* [EXTRACT]
|---|

There are three systems that provide data involving the positions of the head and body: vestibular system (the apparatus of the inner ear), visual senses, proprioceptive senses
The vestibular structures are an essential part of the balance system. They are found in the inner ear, and are small and complicated systems. This 6.5 mm diameter wide system is composed of semicircular channels that contain specific fluid and ciliated sensory cells that cover the inner linings of the channels. This system constantly reports information involving our status in the outer world and instantaneous changes to the balance system.
When we move, the fluid inside the semicircular inner ear channels get displaced; this motion vibrates the cilia. This vibration causes an electric signal to generate in the cells. This electrical signal is then transmitted to the cerebellum; received information gets evaluated instantly in the cerebellum. This system is created to function autonomously without our will and control. When this system is impaired, balance disorders occur, such as dizziness.
Information regarding our position in the environment and the relative status of the environment according to us is sent to the cerebellum and brainstem via our visual senses.

|---|

* [WORK INSTRUCTION 1] Update the passage on the balance system starting at "When we move, the" and ending at "such as dizziness.", replacing "cerebellum" with "brain".
* [WORK INSTRUCTION 2] Condense the paragraph of the passage on the balance system that opens with "The vestibular structures are" into a short list that keeps its main facts.
The records are unrelated to the passage on the balance system.

|---|

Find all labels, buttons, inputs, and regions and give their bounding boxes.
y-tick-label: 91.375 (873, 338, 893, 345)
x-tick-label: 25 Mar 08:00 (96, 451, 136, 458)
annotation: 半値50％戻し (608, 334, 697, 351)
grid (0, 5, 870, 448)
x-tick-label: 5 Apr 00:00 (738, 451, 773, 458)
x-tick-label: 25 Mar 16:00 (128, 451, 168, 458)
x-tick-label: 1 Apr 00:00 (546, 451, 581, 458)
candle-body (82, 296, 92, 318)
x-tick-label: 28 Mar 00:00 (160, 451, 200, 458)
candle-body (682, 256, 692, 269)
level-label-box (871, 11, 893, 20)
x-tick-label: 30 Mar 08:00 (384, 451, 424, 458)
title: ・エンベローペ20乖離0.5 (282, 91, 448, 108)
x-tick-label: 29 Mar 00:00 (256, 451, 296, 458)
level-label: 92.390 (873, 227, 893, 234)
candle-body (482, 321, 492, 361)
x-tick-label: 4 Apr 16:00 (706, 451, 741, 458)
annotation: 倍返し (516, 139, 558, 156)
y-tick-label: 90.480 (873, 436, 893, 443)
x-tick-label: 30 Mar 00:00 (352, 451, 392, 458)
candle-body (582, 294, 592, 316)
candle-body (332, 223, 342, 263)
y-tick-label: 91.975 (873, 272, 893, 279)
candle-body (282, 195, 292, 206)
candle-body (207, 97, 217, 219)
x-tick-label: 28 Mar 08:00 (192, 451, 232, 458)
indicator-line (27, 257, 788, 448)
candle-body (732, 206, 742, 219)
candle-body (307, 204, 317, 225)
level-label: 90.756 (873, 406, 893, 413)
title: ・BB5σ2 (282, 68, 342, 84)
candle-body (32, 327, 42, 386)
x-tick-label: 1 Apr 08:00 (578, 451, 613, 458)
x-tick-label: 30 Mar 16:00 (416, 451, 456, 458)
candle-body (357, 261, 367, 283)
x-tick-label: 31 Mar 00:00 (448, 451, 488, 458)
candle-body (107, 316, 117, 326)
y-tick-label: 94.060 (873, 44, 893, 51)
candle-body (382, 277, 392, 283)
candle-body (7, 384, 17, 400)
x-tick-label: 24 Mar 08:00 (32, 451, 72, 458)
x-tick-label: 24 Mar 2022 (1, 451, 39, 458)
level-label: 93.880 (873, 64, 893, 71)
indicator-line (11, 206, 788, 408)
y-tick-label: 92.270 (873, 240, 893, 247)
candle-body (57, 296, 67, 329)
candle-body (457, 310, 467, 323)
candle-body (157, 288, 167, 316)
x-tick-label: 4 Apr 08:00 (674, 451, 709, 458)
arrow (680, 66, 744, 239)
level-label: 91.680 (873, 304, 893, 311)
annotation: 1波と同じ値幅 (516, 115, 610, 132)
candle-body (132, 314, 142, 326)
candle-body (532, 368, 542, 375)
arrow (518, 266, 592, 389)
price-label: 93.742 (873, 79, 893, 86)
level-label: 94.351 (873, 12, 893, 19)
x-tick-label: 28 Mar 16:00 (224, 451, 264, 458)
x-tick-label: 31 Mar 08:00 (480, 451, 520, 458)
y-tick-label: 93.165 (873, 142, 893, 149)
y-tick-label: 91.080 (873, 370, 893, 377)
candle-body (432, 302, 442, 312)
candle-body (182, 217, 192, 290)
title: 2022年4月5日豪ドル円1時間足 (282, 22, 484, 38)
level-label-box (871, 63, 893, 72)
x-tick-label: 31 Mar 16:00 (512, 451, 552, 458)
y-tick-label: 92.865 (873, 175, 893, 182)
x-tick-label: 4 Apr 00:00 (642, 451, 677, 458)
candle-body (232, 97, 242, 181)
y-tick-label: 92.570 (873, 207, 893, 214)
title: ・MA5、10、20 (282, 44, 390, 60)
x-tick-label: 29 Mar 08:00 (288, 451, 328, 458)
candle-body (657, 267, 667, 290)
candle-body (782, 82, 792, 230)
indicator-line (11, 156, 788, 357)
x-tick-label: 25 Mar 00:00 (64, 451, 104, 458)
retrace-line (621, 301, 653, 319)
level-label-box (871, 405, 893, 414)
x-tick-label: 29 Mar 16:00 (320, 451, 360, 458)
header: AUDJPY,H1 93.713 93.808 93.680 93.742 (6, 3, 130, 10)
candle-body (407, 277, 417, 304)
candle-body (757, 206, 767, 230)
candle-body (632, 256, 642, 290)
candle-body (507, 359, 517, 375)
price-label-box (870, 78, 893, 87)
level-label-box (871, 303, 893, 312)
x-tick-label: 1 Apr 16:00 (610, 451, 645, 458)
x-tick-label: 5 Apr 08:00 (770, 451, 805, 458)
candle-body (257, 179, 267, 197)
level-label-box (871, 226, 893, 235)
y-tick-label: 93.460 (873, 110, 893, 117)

|---|

* [ANSWER AREA 1]
When we move, the fluid inside the semicircular inner ear channels get displaced; this motion vibrates the cilia. This vibration causes an electric signal to generate in the cells. This electrical signal is then transmitted to the brain; received information gets evaluated instantly in the brain. This system is created to function autonomously without our will and control. When this system is impaired, balance disorders occur, such as dizziness.

* [ANSWER AREA 2]
- The vestibular structures are an essential part of the balance system.
- They are small, complicated systems in the inner ear, about 6.5 mm in diameter.
- They consist of semicircular channels containing a specific fluid, lined with ciliated sensory cells.
- They constantly report our status in the outer world and instantaneous changes to the balance system.